_Goal_
Transcribe all of the material below word for word and leave out its pictures.

Records that describe figures:
================================

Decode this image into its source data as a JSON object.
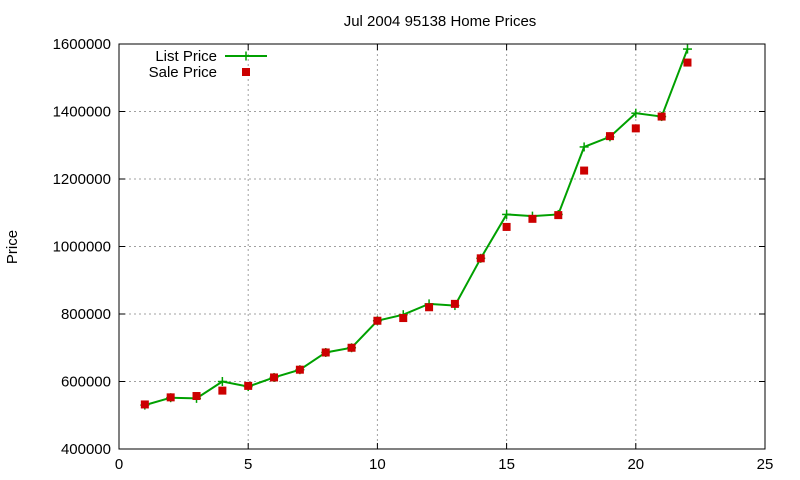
{
  "chart_data": {
    "type": "line",
    "title": "Jul 2004 95138 Home Prices",
    "xlabel": "",
    "ylabel": "Price",
    "xlim": [
      0,
      25
    ],
    "ylim": [
      400000,
      1600000
    ],
    "xticks": [
      0,
      5,
      10,
      15,
      20,
      25
    ],
    "yticks": [
      400000,
      600000,
      800000,
      1000000,
      1200000,
      1400000,
      1600000
    ],
    "grid": true,
    "legend_position": "top-left",
    "series": [
      {
        "name": "List Price",
        "style": "line-plus",
        "color": "#00a000",
        "x": [
          1,
          2,
          3,
          4,
          5,
          6,
          7,
          8,
          9,
          10,
          11,
          12,
          13,
          14,
          15,
          16,
          17,
          18,
          19,
          20,
          21,
          22
        ],
        "values": [
          530000,
          552000,
          550000,
          600000,
          585000,
          612000,
          635000,
          686000,
          700000,
          780000,
          798000,
          830000,
          825000,
          965000,
          1095000,
          1090000,
          1095000,
          1295000,
          1325000,
          1395000,
          1385000,
          1585000
        ]
      },
      {
        "name": "Sale Price",
        "style": "square",
        "color": "#cc0000",
        "x": [
          1,
          2,
          3,
          4,
          5,
          6,
          7,
          8,
          9,
          10,
          11,
          12,
          13,
          14,
          15,
          16,
          17,
          18,
          19,
          20,
          21,
          22
        ],
        "values": [
          532000,
          553000,
          557000,
          573000,
          587000,
          612000,
          635000,
          686000,
          700000,
          780000,
          788000,
          820000,
          830000,
          965000,
          1058000,
          1082000,
          1093000,
          1225000,
          1327000,
          1350000,
          1385000,
          1545000
        ]
      }
    ]
  }
}
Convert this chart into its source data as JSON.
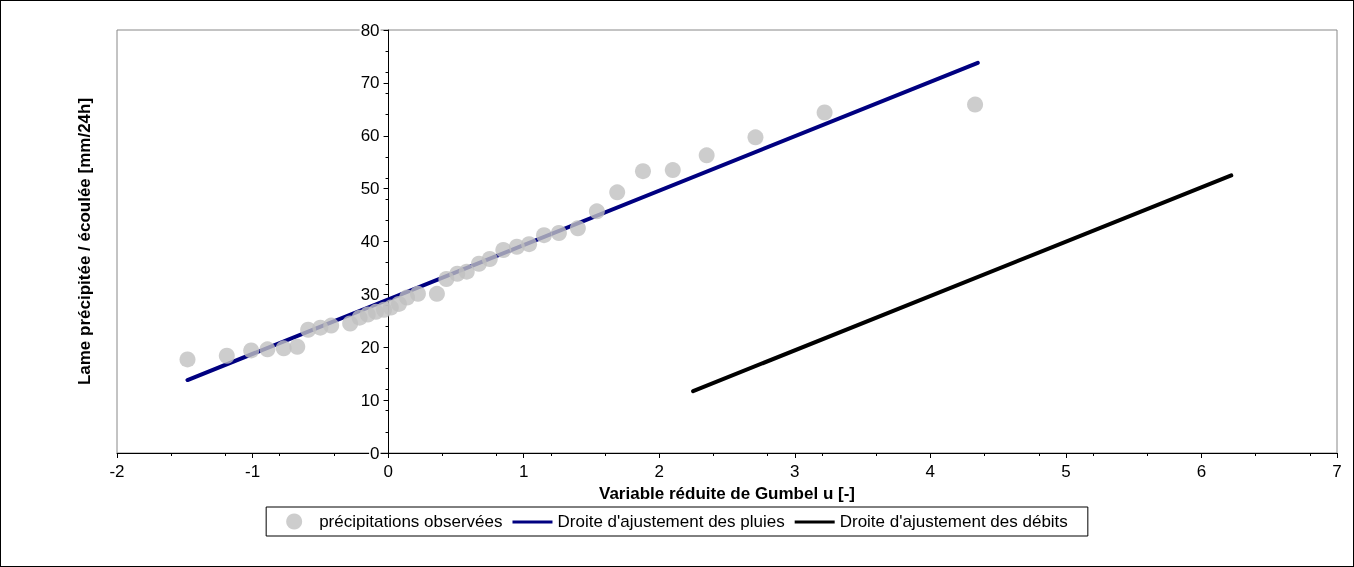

================================

_Task response_
Decode this image into its source data as a JSON object.
{
  "chart_data": {
    "type": "line",
    "title": "Jul 2004 95138 Home Prices",
    "xlabel": "",
    "ylabel": "Price",
    "xlim": [
      0,
      25
    ],
    "ylim": [
      400000,
      1600000
    ],
    "xticks": [
      0,
      5,
      10,
      15,
      20,
      25
    ],
    "yticks": [
      400000,
      600000,
      800000,
      1000000,
      1200000,
      1400000,
      1600000
    ],
    "grid": true,
    "legend_position": "top-left",
    "series": [
      {
        "name": "List Price",
        "style": "line-plus",
        "color": "#00a000",
        "x": [
          1,
          2,
          3,
          4,
          5,
          6,
          7,
          8,
          9,
          10,
          11,
          12,
          13,
          14,
          15,
          16,
          17,
          18,
          19,
          20,
          21,
          22
        ],
        "values": [
          530000,
          552000,
          550000,
          600000,
          585000,
          612000,
          635000,
          686000,
          700000,
          780000,
          798000,
          830000,
          825000,
          965000,
          1095000,
          1090000,
          1095000,
          1295000,
          1325000,
          1395000,
          1385000,
          1585000
        ]
      },
      {
        "name": "Sale Price",
        "style": "square",
        "color": "#cc0000",
        "x": [
          1,
          2,
          3,
          4,
          5,
          6,
          7,
          8,
          9,
          10,
          11,
          12,
          13,
          14,
          15,
          16,
          17,
          18,
          19,
          20,
          21,
          22
        ],
        "values": [
          532000,
          553000,
          557000,
          573000,
          587000,
          612000,
          635000,
          686000,
          700000,
          780000,
          788000,
          820000,
          830000,
          965000,
          1058000,
          1082000,
          1093000,
          1225000,
          1327000,
          1350000,
          1385000,
          1545000
        ]
      }
    ]
  }
}
Convert this chart into its source data as JSON.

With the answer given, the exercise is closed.